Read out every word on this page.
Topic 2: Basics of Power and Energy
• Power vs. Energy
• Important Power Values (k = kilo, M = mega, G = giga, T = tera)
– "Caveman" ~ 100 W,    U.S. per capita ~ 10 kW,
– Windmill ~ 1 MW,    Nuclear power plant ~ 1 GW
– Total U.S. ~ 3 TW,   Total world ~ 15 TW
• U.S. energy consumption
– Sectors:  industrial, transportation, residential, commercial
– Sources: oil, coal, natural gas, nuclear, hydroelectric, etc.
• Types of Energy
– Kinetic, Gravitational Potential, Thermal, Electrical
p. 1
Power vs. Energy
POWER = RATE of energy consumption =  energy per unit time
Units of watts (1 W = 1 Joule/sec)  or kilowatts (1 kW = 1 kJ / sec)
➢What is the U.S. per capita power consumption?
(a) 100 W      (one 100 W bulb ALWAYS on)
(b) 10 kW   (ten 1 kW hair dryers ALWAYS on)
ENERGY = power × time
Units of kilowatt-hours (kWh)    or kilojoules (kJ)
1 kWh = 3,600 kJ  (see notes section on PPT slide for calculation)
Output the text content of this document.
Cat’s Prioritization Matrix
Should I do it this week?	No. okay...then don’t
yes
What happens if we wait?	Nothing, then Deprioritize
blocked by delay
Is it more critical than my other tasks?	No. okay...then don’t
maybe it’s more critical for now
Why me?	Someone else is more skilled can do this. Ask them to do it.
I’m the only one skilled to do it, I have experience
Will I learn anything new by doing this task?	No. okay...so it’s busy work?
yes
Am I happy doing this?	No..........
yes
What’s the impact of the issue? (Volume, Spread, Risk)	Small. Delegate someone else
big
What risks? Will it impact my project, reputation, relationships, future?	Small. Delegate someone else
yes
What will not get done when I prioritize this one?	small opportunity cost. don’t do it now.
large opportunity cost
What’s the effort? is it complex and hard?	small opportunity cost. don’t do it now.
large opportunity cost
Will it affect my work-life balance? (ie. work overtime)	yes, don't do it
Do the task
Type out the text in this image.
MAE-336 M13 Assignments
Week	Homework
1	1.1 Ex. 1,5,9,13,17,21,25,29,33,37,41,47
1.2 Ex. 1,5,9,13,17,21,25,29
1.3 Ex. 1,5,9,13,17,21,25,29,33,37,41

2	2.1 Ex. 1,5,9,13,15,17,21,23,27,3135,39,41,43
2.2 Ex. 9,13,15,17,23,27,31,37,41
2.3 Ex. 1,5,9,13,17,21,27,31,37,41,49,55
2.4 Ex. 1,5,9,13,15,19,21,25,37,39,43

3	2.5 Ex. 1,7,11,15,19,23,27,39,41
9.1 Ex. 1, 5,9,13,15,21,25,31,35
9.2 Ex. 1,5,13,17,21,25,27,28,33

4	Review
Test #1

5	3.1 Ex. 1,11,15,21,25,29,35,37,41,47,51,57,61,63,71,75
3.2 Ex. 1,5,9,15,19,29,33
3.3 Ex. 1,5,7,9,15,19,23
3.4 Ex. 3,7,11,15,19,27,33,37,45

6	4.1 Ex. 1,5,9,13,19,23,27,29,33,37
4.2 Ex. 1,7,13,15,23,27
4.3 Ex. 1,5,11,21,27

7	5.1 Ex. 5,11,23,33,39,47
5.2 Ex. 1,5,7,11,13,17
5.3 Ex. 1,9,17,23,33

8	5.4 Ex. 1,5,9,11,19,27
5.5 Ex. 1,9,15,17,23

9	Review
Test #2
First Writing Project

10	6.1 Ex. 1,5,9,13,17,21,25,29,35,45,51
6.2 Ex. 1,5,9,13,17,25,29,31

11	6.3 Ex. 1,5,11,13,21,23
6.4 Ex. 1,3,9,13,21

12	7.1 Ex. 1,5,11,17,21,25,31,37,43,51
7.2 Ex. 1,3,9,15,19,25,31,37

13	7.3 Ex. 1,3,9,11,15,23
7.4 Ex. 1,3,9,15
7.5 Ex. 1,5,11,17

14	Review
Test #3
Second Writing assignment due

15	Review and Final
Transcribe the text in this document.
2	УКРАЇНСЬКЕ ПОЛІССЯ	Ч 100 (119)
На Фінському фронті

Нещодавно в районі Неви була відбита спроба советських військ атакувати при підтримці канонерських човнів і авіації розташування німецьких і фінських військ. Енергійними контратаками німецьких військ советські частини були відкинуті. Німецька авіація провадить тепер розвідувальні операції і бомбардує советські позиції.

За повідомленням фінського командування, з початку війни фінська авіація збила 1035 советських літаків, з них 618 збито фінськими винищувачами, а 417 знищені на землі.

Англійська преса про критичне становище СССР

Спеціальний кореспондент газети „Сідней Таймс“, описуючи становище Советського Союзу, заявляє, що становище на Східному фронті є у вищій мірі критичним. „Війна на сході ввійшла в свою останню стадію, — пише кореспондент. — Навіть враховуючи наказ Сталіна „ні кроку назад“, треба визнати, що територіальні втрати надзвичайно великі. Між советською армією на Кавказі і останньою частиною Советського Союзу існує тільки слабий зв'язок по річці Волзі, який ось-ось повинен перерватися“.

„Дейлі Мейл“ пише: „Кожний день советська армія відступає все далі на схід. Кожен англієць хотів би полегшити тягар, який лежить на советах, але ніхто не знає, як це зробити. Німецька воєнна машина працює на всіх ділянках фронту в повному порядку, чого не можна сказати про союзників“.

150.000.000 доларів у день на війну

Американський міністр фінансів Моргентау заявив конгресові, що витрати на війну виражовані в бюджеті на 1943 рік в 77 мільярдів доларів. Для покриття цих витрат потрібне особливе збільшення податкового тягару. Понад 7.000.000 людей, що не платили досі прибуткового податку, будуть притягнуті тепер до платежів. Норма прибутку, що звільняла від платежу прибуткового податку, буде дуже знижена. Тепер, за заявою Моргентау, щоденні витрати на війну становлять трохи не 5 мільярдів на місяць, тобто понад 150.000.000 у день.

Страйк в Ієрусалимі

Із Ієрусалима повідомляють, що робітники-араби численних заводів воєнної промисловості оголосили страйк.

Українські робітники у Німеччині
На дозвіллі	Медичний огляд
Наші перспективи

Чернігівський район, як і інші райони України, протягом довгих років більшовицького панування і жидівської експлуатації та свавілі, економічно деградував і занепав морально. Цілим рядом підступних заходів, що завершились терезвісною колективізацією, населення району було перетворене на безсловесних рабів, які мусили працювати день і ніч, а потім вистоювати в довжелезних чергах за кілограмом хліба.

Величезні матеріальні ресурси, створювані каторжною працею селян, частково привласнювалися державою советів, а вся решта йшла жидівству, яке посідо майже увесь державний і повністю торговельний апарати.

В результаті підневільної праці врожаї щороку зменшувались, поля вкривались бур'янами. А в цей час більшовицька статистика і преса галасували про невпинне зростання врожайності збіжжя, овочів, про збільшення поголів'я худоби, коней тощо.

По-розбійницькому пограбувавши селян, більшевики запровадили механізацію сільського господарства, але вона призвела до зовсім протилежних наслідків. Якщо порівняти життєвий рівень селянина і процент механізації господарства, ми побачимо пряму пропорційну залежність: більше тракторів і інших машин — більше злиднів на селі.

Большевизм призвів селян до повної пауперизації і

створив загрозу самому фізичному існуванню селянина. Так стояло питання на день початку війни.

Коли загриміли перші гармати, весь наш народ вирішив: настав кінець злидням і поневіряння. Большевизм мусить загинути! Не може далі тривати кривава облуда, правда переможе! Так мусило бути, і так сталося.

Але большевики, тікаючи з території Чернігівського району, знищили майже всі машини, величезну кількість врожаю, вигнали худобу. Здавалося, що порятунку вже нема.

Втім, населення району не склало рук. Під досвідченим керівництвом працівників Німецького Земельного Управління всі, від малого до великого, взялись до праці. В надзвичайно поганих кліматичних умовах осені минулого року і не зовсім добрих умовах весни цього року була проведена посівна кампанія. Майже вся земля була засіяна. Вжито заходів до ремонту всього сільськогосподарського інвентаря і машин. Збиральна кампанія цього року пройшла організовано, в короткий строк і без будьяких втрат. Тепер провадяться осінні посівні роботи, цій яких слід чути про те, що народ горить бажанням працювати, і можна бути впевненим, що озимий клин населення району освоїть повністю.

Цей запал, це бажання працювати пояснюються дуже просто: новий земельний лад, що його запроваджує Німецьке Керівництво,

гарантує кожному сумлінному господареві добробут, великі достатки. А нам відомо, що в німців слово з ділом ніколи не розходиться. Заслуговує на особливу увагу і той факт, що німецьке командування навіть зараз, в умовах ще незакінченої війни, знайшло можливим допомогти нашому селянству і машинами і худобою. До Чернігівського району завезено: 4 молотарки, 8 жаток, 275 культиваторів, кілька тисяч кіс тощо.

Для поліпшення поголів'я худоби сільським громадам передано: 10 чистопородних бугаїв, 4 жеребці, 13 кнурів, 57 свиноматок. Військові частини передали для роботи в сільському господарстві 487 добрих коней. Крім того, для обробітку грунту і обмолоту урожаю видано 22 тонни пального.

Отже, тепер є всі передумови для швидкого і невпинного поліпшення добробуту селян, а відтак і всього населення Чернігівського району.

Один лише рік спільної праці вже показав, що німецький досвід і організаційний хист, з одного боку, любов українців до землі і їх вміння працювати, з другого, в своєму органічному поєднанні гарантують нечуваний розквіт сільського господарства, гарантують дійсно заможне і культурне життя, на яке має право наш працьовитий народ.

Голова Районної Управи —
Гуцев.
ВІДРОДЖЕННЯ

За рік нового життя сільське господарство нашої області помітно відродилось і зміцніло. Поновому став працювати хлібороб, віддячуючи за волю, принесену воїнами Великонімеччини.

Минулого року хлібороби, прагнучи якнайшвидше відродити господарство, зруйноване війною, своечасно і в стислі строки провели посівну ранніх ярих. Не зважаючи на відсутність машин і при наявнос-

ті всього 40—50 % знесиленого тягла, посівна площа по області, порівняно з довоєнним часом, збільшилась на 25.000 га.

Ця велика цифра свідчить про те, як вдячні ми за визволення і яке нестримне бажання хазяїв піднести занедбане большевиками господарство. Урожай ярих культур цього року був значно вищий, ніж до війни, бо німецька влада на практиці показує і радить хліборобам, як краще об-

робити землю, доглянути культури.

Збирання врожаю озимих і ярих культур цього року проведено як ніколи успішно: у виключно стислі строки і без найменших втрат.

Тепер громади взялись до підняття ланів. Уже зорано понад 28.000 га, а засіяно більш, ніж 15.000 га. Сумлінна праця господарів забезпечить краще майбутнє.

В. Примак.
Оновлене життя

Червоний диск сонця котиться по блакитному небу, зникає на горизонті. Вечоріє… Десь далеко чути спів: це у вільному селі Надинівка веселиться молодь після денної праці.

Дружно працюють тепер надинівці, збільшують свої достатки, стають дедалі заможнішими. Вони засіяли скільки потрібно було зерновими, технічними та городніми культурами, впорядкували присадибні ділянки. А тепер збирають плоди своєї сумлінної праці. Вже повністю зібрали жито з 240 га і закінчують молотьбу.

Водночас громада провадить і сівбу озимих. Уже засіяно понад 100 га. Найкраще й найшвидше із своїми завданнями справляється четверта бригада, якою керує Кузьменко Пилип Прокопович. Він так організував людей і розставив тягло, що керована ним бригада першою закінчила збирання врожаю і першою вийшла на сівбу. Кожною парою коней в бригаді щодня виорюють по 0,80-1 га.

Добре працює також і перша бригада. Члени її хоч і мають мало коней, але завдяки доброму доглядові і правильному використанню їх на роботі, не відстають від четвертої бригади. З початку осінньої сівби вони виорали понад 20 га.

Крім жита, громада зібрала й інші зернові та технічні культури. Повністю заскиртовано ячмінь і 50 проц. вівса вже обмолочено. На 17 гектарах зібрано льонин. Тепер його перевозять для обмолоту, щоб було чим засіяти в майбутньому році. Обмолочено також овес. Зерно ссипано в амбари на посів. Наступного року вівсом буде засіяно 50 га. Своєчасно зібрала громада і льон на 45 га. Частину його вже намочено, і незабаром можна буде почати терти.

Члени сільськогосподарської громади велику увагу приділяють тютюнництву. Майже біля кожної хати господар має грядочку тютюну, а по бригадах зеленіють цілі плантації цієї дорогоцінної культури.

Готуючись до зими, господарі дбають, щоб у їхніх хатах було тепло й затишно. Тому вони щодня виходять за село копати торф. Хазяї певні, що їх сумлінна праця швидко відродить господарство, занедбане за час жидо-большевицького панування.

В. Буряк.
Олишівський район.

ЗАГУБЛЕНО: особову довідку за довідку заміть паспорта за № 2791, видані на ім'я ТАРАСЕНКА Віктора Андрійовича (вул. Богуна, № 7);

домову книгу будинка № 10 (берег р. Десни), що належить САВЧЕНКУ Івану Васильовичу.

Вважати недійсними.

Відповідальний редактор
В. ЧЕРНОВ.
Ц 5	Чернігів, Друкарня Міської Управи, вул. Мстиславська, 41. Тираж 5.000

────

WRITTEN TASK —
Scan the lines above for "війни", then copy every one that has it.

WRITTEN RESPONSE —
За повідомленням фінського командування, з початку війни фінська авіація збила 1035 советських літаків, з них 618 збито фінськими винищувачами, а 417 знищені на землі.
створив загрозу самому фізичному існуванню селянина. Так стояло питання на день початку війни.
гарантує кожному сумлінному господареві добробут, великі достатки. А нам відомо, що в німців слово з ділом ніколи не розходиться. Заслуговує на особливу увагу і той факт, що німецьке командування навіть зараз, в умовах ще незакінченої війни, знайшло можливим допомогти нашому селянству і машинами і худобою. До Чернігівського району завезено: 4 молотарки, 8 жаток, 275 культиваторів, кілька тисяч кіс тощо.
Ця велика цифра свідчить про те, як вдячні ми за визволення і яке нестримне бажання хазяїв піднести занедбане большевиками господарство. Урожай ярих культур цього року був значно вищий, ніж до війни, бо німецька влада на практиці показує і радить хліборобам, як краще об-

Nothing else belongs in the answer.